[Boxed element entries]
* * * *
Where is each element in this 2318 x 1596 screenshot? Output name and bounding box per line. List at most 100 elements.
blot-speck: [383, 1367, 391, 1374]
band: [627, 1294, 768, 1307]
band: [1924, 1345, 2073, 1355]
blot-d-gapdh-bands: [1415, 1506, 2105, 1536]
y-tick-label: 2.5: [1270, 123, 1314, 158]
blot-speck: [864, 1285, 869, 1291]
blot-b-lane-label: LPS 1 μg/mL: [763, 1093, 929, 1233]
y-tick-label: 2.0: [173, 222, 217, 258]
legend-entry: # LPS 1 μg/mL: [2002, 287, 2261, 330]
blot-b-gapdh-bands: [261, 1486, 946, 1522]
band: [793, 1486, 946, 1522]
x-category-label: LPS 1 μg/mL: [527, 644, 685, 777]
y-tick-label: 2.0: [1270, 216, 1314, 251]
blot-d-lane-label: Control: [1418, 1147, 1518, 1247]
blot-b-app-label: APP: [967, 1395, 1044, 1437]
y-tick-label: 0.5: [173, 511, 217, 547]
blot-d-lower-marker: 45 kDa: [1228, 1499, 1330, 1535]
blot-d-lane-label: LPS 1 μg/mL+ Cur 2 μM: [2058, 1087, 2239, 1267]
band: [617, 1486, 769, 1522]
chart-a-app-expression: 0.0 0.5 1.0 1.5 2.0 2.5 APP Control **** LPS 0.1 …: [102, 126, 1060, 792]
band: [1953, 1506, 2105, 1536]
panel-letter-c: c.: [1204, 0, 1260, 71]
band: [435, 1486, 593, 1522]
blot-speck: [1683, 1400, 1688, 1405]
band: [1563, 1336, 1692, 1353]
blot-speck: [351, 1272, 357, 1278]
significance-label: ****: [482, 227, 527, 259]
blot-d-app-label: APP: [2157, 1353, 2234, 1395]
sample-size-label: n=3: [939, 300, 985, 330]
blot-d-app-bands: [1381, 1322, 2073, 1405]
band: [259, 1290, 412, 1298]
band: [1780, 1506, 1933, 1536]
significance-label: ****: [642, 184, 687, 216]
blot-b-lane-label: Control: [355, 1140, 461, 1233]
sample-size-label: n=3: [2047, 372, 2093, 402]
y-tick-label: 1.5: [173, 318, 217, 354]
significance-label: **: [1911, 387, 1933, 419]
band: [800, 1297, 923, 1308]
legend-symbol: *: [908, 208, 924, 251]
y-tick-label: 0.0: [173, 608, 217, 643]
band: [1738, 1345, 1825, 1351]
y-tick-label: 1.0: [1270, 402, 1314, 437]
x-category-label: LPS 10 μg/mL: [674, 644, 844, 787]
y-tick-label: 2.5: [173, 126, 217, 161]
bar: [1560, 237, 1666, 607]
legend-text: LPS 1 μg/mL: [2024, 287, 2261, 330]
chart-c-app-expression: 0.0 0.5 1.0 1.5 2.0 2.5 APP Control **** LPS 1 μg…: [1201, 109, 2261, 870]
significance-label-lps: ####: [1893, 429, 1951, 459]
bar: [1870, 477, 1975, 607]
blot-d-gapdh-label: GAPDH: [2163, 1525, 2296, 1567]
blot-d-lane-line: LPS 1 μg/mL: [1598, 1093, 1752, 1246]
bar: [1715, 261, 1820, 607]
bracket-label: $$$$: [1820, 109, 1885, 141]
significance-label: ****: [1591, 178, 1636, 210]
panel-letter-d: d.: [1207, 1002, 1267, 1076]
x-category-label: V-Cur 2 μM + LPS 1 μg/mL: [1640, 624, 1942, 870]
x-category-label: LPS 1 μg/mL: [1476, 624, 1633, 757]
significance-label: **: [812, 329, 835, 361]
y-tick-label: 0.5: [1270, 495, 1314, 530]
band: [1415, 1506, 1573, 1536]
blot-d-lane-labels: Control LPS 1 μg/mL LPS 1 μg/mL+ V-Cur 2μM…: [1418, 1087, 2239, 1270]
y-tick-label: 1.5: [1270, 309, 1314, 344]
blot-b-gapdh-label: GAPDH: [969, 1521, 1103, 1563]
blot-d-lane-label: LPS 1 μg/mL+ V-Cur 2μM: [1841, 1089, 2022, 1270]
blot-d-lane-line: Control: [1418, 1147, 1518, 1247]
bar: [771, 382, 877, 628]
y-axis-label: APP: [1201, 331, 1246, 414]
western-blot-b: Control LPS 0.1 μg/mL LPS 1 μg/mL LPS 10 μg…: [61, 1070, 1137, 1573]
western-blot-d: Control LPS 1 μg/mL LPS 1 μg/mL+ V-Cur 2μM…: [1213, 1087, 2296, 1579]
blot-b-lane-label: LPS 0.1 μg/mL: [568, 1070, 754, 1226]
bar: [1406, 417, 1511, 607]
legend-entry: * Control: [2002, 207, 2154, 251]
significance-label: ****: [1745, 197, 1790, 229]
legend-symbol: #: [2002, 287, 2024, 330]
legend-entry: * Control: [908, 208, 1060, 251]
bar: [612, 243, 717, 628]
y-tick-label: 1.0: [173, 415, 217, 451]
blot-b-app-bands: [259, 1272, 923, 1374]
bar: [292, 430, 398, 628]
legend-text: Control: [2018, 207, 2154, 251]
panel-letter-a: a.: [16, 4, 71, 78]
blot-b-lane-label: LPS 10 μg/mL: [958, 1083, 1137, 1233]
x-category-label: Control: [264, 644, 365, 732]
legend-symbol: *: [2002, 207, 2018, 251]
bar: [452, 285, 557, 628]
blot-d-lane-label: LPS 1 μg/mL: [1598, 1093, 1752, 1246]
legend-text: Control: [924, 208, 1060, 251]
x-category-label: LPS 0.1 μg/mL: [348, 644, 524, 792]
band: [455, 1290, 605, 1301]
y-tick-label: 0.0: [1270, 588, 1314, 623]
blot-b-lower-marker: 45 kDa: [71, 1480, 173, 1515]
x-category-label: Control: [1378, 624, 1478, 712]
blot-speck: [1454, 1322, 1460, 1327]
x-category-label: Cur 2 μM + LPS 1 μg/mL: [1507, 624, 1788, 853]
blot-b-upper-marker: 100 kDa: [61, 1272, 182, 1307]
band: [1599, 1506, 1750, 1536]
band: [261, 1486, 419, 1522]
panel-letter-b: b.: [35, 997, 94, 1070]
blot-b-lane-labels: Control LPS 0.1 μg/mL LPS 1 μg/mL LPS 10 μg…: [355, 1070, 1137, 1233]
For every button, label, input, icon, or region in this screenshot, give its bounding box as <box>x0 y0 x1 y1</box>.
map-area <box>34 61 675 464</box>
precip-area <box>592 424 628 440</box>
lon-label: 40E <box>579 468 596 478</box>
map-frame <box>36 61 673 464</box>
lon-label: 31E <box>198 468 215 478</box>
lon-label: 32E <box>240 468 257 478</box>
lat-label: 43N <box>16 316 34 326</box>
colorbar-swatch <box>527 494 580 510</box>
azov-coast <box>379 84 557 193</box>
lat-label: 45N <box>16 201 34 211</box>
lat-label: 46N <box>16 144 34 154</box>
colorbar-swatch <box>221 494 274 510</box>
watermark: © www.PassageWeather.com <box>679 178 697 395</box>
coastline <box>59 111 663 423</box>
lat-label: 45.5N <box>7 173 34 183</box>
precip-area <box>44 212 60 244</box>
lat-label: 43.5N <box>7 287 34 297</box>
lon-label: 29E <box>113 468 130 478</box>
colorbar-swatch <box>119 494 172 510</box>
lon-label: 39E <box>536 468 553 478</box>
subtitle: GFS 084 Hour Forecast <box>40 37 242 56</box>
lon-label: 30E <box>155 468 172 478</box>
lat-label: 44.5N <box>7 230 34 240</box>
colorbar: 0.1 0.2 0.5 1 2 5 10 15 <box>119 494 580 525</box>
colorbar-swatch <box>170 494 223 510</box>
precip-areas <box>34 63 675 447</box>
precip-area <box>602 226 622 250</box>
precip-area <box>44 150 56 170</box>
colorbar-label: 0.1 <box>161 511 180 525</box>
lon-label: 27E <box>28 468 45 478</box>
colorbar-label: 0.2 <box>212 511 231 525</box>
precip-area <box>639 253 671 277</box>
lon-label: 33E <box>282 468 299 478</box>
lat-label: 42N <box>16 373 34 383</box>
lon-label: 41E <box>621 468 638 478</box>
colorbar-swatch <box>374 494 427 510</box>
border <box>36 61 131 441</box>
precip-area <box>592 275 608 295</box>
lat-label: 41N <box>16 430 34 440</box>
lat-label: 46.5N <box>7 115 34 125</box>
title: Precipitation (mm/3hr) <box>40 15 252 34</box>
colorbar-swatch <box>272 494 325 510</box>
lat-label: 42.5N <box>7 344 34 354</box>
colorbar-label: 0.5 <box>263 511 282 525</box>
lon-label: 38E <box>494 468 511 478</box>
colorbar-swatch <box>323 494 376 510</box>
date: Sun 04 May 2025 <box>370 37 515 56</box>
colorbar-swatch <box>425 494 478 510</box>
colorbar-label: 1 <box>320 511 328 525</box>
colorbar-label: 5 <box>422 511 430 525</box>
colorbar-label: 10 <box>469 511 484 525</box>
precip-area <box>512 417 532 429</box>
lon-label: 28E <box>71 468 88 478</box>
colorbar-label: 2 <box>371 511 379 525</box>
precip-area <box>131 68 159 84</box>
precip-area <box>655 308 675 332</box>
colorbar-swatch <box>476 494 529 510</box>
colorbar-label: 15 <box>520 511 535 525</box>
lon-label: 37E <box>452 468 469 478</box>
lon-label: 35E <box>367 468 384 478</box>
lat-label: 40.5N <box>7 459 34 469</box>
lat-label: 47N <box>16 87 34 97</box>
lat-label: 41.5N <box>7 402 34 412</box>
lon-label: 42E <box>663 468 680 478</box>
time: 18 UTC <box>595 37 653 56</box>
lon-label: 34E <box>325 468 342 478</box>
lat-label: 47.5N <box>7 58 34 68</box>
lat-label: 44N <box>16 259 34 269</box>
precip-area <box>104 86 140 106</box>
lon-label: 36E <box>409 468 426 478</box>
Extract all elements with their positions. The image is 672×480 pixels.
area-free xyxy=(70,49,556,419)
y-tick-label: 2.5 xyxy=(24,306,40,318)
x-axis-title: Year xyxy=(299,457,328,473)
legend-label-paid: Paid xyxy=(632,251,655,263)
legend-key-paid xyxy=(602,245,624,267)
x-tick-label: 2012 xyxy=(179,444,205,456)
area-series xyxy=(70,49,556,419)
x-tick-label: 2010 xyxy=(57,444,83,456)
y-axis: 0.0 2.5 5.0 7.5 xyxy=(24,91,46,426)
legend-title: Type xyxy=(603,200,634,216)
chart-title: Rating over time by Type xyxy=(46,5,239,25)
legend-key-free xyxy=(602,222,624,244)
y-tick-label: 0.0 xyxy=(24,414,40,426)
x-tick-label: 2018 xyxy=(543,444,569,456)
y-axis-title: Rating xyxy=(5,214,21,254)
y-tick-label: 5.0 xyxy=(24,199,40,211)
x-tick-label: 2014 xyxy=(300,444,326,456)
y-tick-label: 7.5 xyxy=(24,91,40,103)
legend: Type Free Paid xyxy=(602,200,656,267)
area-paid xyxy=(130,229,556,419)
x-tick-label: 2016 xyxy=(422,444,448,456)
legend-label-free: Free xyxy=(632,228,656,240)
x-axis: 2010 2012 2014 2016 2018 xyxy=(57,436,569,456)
* * * *
■ INSTRUCTIONS TO FOLLOW ■
Copy the records word for word, starting at their first line and ending with the line that contains "blot-speck: [864, 1285, 869, 1291]", with both of those lines included.

■ COMPLETE OUTPUT ■
Where is each element in this 2318 x 1596 screenshot? Output name and bounding box per line. List at most 100 elements.
blot-speck: [383, 1367, 391, 1374]
band: [627, 1294, 768, 1307]
band: [1924, 1345, 2073, 1355]
blot-d-gapdh-bands: [1415, 1506, 2105, 1536]
y-tick-label: 2.5: [1270, 123, 1314, 158]
blot-speck: [864, 1285, 869, 1291]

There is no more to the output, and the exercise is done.